Given problem =>
Go through the material below and copy each line where the word "Autocorrelation" appears.

Supplied data =>
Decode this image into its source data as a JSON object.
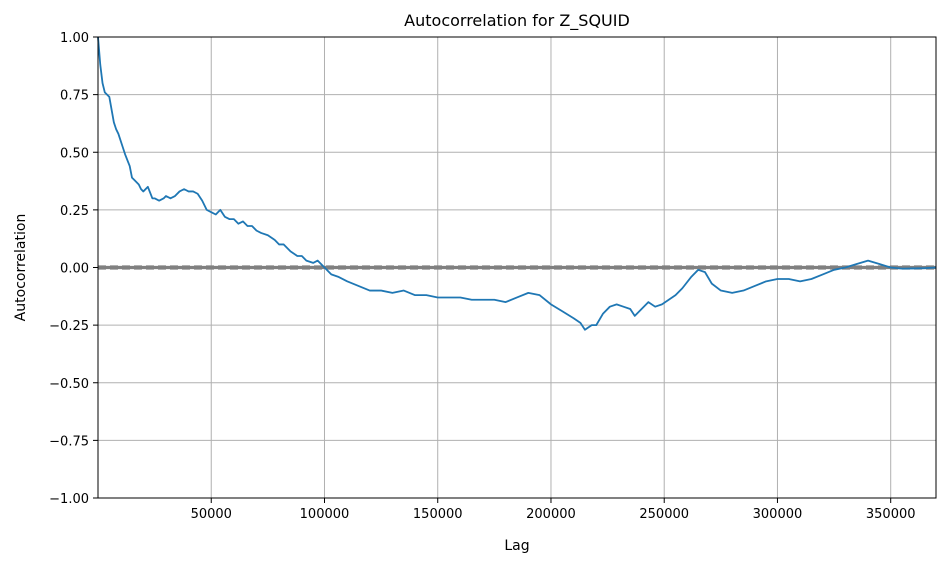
{
  "chart_data": {
    "type": "line",
    "title": "Autocorrelation for Z_SQUID",
    "xlabel": "Lag",
    "ylabel": "Autocorrelation",
    "xlim": [
      0,
      370000
    ],
    "ylim": [
      -1.0,
      1.0
    ],
    "grid": true,
    "x_ticks": [
      50000,
      100000,
      150000,
      200000,
      250000,
      300000,
      350000
    ],
    "x_tick_labels": [
      "50000",
      "100000",
      "150000",
      "200000",
      "250000",
      "300000",
      "350000"
    ],
    "y_ticks": [
      -1.0,
      -0.75,
      -0.5,
      -0.25,
      0.0,
      0.25,
      0.5,
      0.75,
      1.0
    ],
    "y_tick_labels": [
      "−1.00",
      "−0.75",
      "−0.50",
      "−0.25",
      "0.00",
      "0.25",
      "0.50",
      "0.75",
      "1.00"
    ],
    "reference_lines": [
      {
        "y": 0.0,
        "style": "solid",
        "color": "#808080"
      },
      {
        "y": 0.004,
        "style": "solid",
        "color": "#808080"
      },
      {
        "y": -0.004,
        "style": "solid",
        "color": "#808080"
      },
      {
        "y": 0.006,
        "style": "dashed",
        "color": "#808080"
      },
      {
        "y": -0.006,
        "style": "dashed",
        "color": "#808080"
      }
    ],
    "series": [
      {
        "color": "#1f77b4",
        "x": [
          0,
          1000,
          2000,
          3000,
          5000,
          7000,
          8000,
          9000,
          11000,
          12000,
          14000,
          15000,
          16000,
          18000,
          19000,
          20000,
          22000,
          24000,
          25000,
          27000,
          29000,
          30000,
          32000,
          34000,
          36000,
          38000,
          40000,
          42000,
          44000,
          46000,
          48000,
          50000,
          52000,
          54000,
          56000,
          58000,
          60000,
          62000,
          64000,
          66000,
          68000,
          70000,
          72000,
          75000,
          78000,
          80000,
          82000,
          85000,
          88000,
          90000,
          92000,
          95000,
          97000,
          100000,
          103000,
          106000,
          110000,
          115000,
          120000,
          125000,
          130000,
          135000,
          140000,
          145000,
          150000,
          155000,
          160000,
          165000,
          170000,
          175000,
          180000,
          185000,
          190000,
          195000,
          200000,
          205000,
          210000,
          213000,
          215000,
          218000,
          220000,
          223000,
          226000,
          229000,
          232000,
          235000,
          237000,
          240000,
          243000,
          246000,
          249000,
          252000,
          255000,
          258000,
          262000,
          265000,
          268000,
          271000,
          275000,
          280000,
          285000,
          290000,
          295000,
          300000,
          305000,
          310000,
          315000,
          320000,
          325000,
          330000,
          335000,
          340000,
          345000,
          350000,
          355000,
          360000,
          365000,
          370000
        ],
        "values": [
          1.0,
          0.88,
          0.8,
          0.76,
          0.74,
          0.63,
          0.6,
          0.58,
          0.52,
          0.49,
          0.44,
          0.39,
          0.38,
          0.36,
          0.34,
          0.33,
          0.35,
          0.3,
          0.3,
          0.29,
          0.3,
          0.31,
          0.3,
          0.31,
          0.33,
          0.34,
          0.33,
          0.33,
          0.32,
          0.29,
          0.25,
          0.24,
          0.23,
          0.25,
          0.22,
          0.21,
          0.21,
          0.19,
          0.2,
          0.18,
          0.18,
          0.16,
          0.15,
          0.14,
          0.12,
          0.1,
          0.1,
          0.07,
          0.05,
          0.05,
          0.03,
          0.02,
          0.03,
          0.0,
          -0.03,
          -0.04,
          -0.06,
          -0.08,
          -0.1,
          -0.1,
          -0.11,
          -0.1,
          -0.12,
          -0.12,
          -0.13,
          -0.13,
          -0.13,
          -0.14,
          -0.14,
          -0.14,
          -0.15,
          -0.13,
          -0.11,
          -0.12,
          -0.16,
          -0.19,
          -0.22,
          -0.24,
          -0.27,
          -0.25,
          -0.25,
          -0.2,
          -0.17,
          -0.16,
          -0.17,
          -0.18,
          -0.21,
          -0.18,
          -0.15,
          -0.17,
          -0.16,
          -0.14,
          -0.12,
          -0.09,
          -0.04,
          -0.01,
          -0.02,
          -0.07,
          -0.1,
          -0.11,
          -0.1,
          -0.08,
          -0.06,
          -0.05,
          -0.05,
          -0.06,
          -0.05,
          -0.03,
          -0.01,
          0.0,
          0.015,
          0.03,
          0.015,
          0.0,
          -0.005,
          -0.004,
          -0.003,
          0.0
        ]
      }
    ]
  }
}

Reply to the exercise =>
    "title": "Autocorrelation for Z_SQUID",
    "ylabel": "Autocorrelation",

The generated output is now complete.